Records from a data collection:
____

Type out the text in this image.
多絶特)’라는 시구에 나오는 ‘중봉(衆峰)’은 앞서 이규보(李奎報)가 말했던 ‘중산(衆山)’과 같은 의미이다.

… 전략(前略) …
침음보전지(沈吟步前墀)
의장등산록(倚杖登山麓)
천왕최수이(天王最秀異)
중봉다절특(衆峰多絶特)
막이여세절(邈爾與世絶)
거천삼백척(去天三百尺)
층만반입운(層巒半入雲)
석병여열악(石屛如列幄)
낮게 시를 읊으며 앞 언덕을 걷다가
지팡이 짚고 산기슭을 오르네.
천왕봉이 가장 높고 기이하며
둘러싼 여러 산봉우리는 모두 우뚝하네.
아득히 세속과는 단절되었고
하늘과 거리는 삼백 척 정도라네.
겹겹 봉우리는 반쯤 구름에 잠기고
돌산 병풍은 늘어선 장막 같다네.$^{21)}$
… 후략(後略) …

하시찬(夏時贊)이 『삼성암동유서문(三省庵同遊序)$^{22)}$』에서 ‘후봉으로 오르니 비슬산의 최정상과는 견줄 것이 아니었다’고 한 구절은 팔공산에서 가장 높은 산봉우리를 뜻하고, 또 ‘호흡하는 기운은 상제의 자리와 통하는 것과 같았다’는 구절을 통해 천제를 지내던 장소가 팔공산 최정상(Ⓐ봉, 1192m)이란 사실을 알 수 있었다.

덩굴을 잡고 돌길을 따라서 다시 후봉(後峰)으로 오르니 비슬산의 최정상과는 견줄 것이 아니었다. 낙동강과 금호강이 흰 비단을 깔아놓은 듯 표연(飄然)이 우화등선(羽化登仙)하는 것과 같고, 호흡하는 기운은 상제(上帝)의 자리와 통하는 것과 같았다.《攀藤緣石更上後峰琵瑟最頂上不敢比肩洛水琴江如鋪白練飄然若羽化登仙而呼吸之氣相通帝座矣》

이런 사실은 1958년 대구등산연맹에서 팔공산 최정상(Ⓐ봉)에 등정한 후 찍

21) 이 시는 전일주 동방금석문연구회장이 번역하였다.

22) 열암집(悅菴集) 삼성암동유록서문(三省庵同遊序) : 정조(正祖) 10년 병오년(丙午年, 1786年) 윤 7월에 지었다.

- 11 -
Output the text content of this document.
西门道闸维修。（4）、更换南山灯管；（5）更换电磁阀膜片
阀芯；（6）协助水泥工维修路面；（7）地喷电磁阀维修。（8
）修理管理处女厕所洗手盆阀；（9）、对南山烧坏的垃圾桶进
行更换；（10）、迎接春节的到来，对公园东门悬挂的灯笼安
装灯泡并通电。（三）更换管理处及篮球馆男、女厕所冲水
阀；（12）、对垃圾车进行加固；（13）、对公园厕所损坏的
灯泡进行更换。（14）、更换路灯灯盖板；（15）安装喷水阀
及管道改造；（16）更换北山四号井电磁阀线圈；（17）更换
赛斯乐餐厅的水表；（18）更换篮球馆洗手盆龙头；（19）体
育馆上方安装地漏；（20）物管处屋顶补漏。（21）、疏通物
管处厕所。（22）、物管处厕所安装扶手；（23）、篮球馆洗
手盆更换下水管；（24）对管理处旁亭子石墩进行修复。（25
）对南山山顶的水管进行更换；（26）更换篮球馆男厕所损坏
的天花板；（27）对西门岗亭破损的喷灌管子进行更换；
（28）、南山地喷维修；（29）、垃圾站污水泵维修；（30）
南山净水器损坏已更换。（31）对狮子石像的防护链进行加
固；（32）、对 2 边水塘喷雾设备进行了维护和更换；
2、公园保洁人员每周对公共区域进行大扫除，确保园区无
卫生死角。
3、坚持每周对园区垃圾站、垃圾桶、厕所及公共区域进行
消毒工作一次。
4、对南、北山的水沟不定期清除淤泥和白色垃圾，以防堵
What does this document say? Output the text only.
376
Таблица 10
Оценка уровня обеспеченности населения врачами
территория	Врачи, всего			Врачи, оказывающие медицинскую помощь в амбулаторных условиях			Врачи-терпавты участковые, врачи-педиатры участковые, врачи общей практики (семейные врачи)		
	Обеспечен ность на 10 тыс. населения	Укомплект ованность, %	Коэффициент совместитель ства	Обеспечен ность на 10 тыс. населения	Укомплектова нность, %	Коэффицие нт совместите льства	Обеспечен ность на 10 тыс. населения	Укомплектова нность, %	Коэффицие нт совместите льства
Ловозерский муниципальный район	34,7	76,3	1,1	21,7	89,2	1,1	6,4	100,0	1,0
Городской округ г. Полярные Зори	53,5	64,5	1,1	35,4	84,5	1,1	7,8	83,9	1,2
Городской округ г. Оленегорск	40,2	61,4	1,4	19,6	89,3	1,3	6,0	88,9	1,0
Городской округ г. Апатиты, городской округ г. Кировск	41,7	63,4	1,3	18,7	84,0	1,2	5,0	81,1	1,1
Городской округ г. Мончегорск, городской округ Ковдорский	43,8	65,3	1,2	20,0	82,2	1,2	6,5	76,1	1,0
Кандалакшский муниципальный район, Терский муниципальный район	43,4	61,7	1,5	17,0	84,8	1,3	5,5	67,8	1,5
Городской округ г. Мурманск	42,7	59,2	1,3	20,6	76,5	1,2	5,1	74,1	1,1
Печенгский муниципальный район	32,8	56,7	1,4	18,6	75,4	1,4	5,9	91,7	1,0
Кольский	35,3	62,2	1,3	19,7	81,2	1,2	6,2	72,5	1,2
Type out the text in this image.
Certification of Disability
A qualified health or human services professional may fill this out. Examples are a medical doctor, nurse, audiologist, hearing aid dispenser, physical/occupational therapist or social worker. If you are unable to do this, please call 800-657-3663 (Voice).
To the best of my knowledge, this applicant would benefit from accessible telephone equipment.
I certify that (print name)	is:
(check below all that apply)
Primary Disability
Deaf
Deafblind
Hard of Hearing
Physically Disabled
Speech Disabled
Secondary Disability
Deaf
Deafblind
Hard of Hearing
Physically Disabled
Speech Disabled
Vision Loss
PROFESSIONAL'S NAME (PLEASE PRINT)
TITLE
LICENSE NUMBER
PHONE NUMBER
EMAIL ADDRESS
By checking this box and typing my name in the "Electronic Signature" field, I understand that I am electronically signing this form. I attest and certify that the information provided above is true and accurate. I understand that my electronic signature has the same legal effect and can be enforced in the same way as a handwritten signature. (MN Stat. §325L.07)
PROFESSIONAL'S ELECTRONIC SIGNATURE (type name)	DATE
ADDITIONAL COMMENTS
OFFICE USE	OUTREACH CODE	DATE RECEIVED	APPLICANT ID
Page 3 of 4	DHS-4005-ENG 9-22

____

● WHAT YOU ARE ASKED TO DO: From the records above, please extract every line and repeat it exactly.

● TASK RESULT:
Type out the text in this image.
多絶特)’라는 시구에 나오는 ‘중봉(衆峰)’은 앞서 이규보(李奎報)가 말했던 ‘중산(衆山)’과 같은 의미이다.

… 전략(前略) …
침음보전지(沈吟步前墀)
의장등산록(倚杖登山麓)
천왕최수이(天王最秀異)
중봉다절특(衆峰多絶特)
막이여세절(邈爾與世絶)
거천삼백척(去天三百尺)
층만반입운(層巒半入雲)
석병여열악(石屛如列幄)
낮게 시를 읊으며 앞 언덕을 걷다가
지팡이 짚고 산기슭을 오르네.
천왕봉이 가장 높고 기이하며
둘러싼 여러 산봉우리는 모두 우뚝하네.
아득히 세속과는 단절되었고
하늘과 거리는 삼백 척 정도라네.
겹겹 봉우리는 반쯤 구름에 잠기고
돌산 병풍은 늘어선 장막 같다네.$^{21)}$
… 후략(後略) …

하시찬(夏時贊)이 『삼성암동유서문(三省庵同遊序)$^{22)}$』에서 ‘후봉으로 오르니 비슬산의 최정상과는 견줄 것이 아니었다’고 한 구절은 팔공산에서 가장 높은 산봉우리를 뜻하고, 또 ‘호흡하는 기운은 상제의 자리와 통하는 것과 같았다’는 구절을 통해 천제를 지내던 장소가 팔공산 최정상(Ⓐ봉, 1192m)이란 사실을 알 수 있었다.

덩굴을 잡고 돌길을 따라서 다시 후봉(後峰)으로 오르니 비슬산의 최정상과는 견줄 것이 아니었다. 낙동강과 금호강이 흰 비단을 깔아놓은 듯 표연(飄然)이 우화등선(羽化登仙)하는 것과 같고, 호흡하는 기운은 상제(上帝)의 자리와 통하는 것과 같았다.《攀藤緣石更上後峰琵瑟最頂上不敢比肩洛水琴江如鋪白練飄然若羽化登仙而呼吸之氣相通帝座矣》

이런 사실은 1958년 대구등산연맹에서 팔공산 최정상(Ⓐ봉)에 등정한 후 찍

21) 이 시는 전일주 동방금석문연구회장이 번역하였다.

22) 열암집(悅菴集) 삼성암동유록서문(三省庵同遊序) : 정조(正祖) 10년 병오년(丙午年, 1786年) 윤 7월에 지었다.

- 11 -
Output the text content of this document.
西门道闸维修。（4）、更换南山灯管；（5）更换电磁阀膜片
阀芯；（6）协助水泥工维修路面；（7）地喷电磁阀维修。（8
）修理管理处女厕所洗手盆阀；（9）、对南山烧坏的垃圾桶进
行更换；（10）、迎接春节的到来，对公园东门悬挂的灯笼安
装灯泡并通电。（三）更换管理处及篮球馆男、女厕所冲水
阀；（12）、对垃圾车进行加固；（13）、对公园厕所损坏的
灯泡进行更换。（14）、更换路灯灯盖板；（15）安装喷水阀
及管道改造；（16）更换北山四号井电磁阀线圈；（17）更换
赛斯乐餐厅的水表；（18）更换篮球馆洗手盆龙头；（19）体
育馆上方安装地漏；（20）物管处屋顶补漏。（21）、疏通物
管处厕所。（22）、物管处厕所安装扶手；（23）、篮球馆洗
手盆更换下水管；（24）对管理处旁亭子石墩进行修复。（25
）对南山山顶的水管进行更换；（26）更换篮球馆男厕所损坏
的天花板；（27）对西门岗亭破损的喷灌管子进行更换；
（28）、南山地喷维修；（29）、垃圾站污水泵维修；（30）
南山净水器损坏已更换。（31）对狮子石像的防护链进行加
固；（32）、对 2 边水塘喷雾设备进行了维护和更换；
2、公园保洁人员每周对公共区域进行大扫除，确保园区无
卫生死角。
3、坚持每周对园区垃圾站、垃圾桶、厕所及公共区域进行
消毒工作一次。
4、对南、北山的水沟不定期清除淤泥和白色垃圾，以防堵
What does this document say? Output the text only.
376
Таблица 10
Оценка уровня обеспеченности населения врачами
территория	Врачи, всего			Врачи, оказывающие медицинскую помощь в амбулаторных условиях			Врачи-терпавты участковые, врачи-педиатры участковые, врачи общей практики (семейные врачи)		
	Обеспечен ность на 10 тыс. населения	Укомплект ованность, %	Коэффициент совместитель ства	Обеспечен ность на 10 тыс. населения	Укомплектова нность, %	Коэффицие нт совместите льства	Обеспечен ность на 10 тыс. населения	Укомплектова нность, %	Коэффицие нт совместите льства
Ловозерский муниципальный район	34,7	76,3	1,1	21,7	89,2	1,1	6,4	100,0	1,0
Городской округ г. Полярные Зори	53,5	64,5	1,1	35,4	84,5	1,1	7,8	83,9	1,2
Городской округ г. Оленегорск	40,2	61,4	1,4	19,6	89,3	1,3	6,0	88,9	1,0
Городской округ г. Апатиты, городской округ г. Кировск	41,7	63,4	1,3	18,7	84,0	1,2	5,0	81,1	1,1
Городской округ г. Мончегорск, городской округ Ковдорский	43,8	65,3	1,2	20,0	82,2	1,2	6,5	76,1	1,0
Кандалакшский муниципальный район, Терский муниципальный район	43,4	61,7	1,5	17,0	84,8	1,3	5,5	67,8	1,5
Городской округ г. Мурманск	42,7	59,2	1,3	20,6	76,5	1,2	5,1	74,1	1,1
Печенгский муниципальный район	32,8	56,7	1,4	18,6	75,4	1,4	5,9	91,7	1,0
Кольский	35,3	62,2	1,3	19,7	81,2	1,2	6,2	72,5	1,2
Type out the text in this image.
Certification of Disability
A qualified health or human services professional may fill this out. Examples are a medical doctor, nurse, audiologist, hearing aid dispenser, physical/occupational therapist or social worker. If you are unable to do this, please call 800-657-3663 (Voice).
To the best of my knowledge, this applicant would benefit from accessible telephone equipment.
I certify that (print name)	is:
(check below all that apply)
Primary Disability
Deaf
Deafblind
Hard of Hearing
Physically Disabled
Speech Disabled
Secondary Disability
Deaf
Deafblind
Hard of Hearing
Physically Disabled
Speech Disabled
Vision Loss
PROFESSIONAL'S NAME (PLEASE PRINT)
TITLE
LICENSE NUMBER
PHONE NUMBER
EMAIL ADDRESS
By checking this box and typing my name in the "Electronic Signature" field, I understand that I am electronically signing this form. I attest and certify that the information provided above is true and accurate. I understand that my electronic signature has the same legal effect and can be enforced in the same way as a handwritten signature. (MN Stat. §325L.07)
PROFESSIONAL'S ELECTRONIC SIGNATURE (type name)	DATE
ADDITIONAL COMMENTS
OFFICE USE	OUTREACH CODE	DATE RECEIVED	APPLICANT ID
Page 3 of 4	DHS-4005-ENG 9-22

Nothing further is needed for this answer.